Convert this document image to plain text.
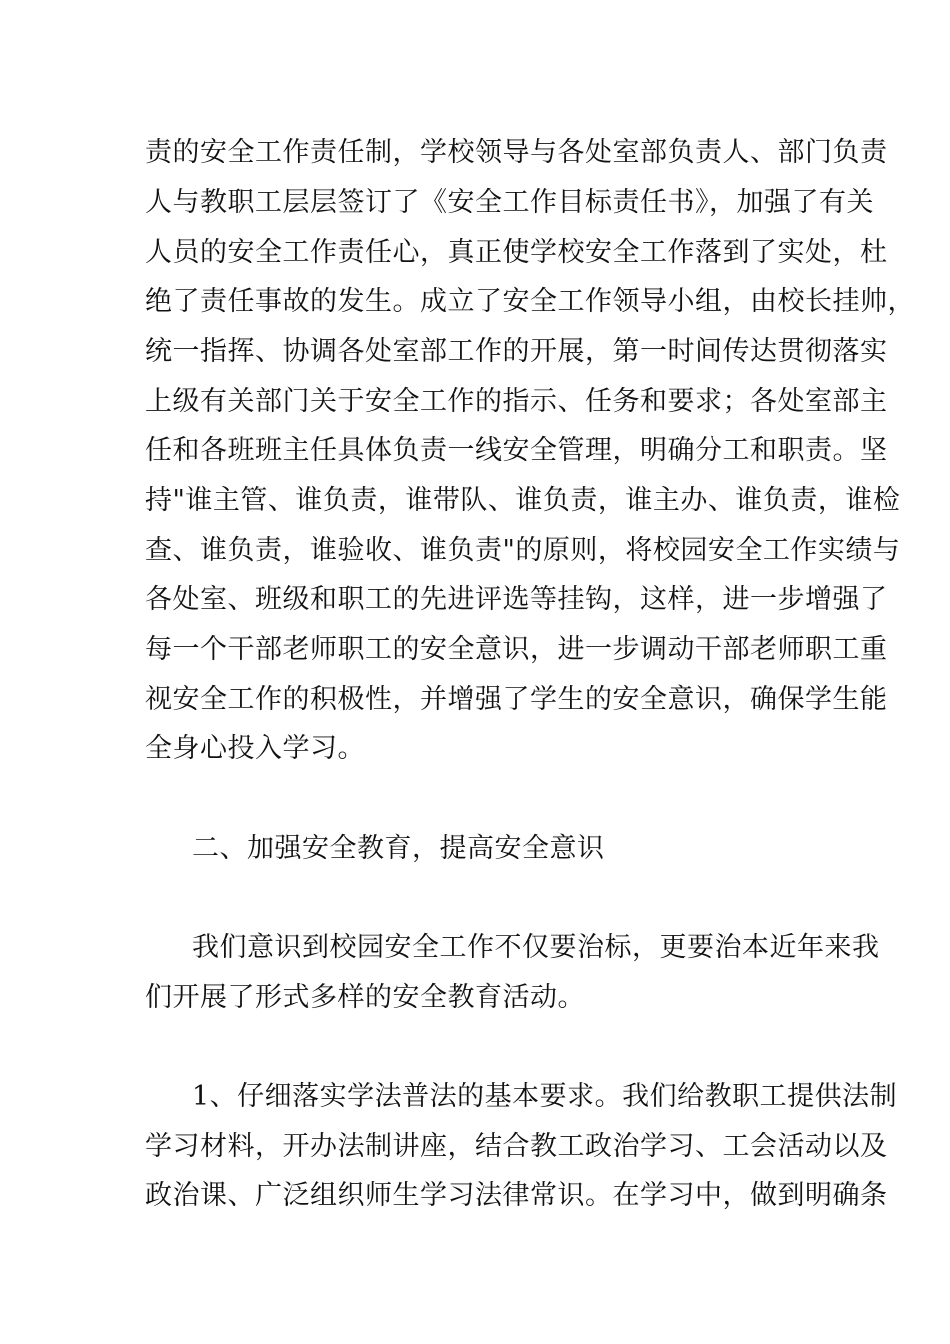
责的安全工作责任制，学校领导与各处室部负责人、部门负责
人与教职工层层签订了《安全工作目标责任书》，加强了有关
人员的安全工作责任心，真正使学校安全工作落到了实处，杜
绝了责任事故的发生。成立了安全工作领导小组，由校长挂帅，
统一指挥、协调各处室部工作的开展，第一时间传达贯彻落实
上级有关部门关于安全工作的指示、任务和要求；各处室部主
任和各班班主任具体负责一线安全管理，明确分工和职责。坚
持"谁主管、谁负责，谁带队、谁负责，谁主办、谁负责，谁检
查、谁负责，谁验收、谁负责"的原则，将校园安全工作实绩与
各处室、班级和职工的先进评选等挂钩，这样，进一步增强了
每一个干部老师职工的安全意识，进一步调动干部老师职工重
视安全工作的积极性，并增强了学生的安全意识，确保学生能
全身心投入学习。
二、加强安全教育，提高安全意识
我们意识到校园安全工作不仅要治标，更要治本近年来我
们开展了形式多样的安全教育活动。
1、仔细落实学法普法的基本要求。我们给教职工提供法制
学习材料，开办法制讲座，结合教工政治学习、工会活动以及
政治课、广泛组织师生学习法律常识。在学习中，做到明确条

○ ○ ○ ○ ○

Short problem: Extract the full listing exactly, with the pictures left out.

Result below:
Convert this document image to plain text.
责的安全工作责任制，学校领导与各处室部负责人、部门负责
人与教职工层层签订了《安全工作目标责任书》，加强了有关
人员的安全工作责任心，真正使学校安全工作落到了实处，杜
绝了责任事故的发生。成立了安全工作领导小组，由校长挂帅，
统一指挥、协调各处室部工作的开展，第一时间传达贯彻落实
上级有关部门关于安全工作的指示、任务和要求；各处室部主
任和各班班主任具体负责一线安全管理，明确分工和职责。坚
持"谁主管、谁负责，谁带队、谁负责，谁主办、谁负责，谁检
查、谁负责，谁验收、谁负责"的原则，将校园安全工作实绩与
各处室、班级和职工的先进评选等挂钩，这样，进一步增强了
每一个干部老师职工的安全意识，进一步调动干部老师职工重
视安全工作的积极性，并增强了学生的安全意识，确保学生能
全身心投入学习。
二、加强安全教育，提高安全意识
我们意识到校园安全工作不仅要治标，更要治本近年来我
们开展了形式多样的安全教育活动。
1、仔细落实学法普法的基本要求。我们给教职工提供法制
学习材料，开办法制讲座，结合教工政治学习、工会活动以及
政治课、广泛组织师生学习法律常识。在学习中，做到明确条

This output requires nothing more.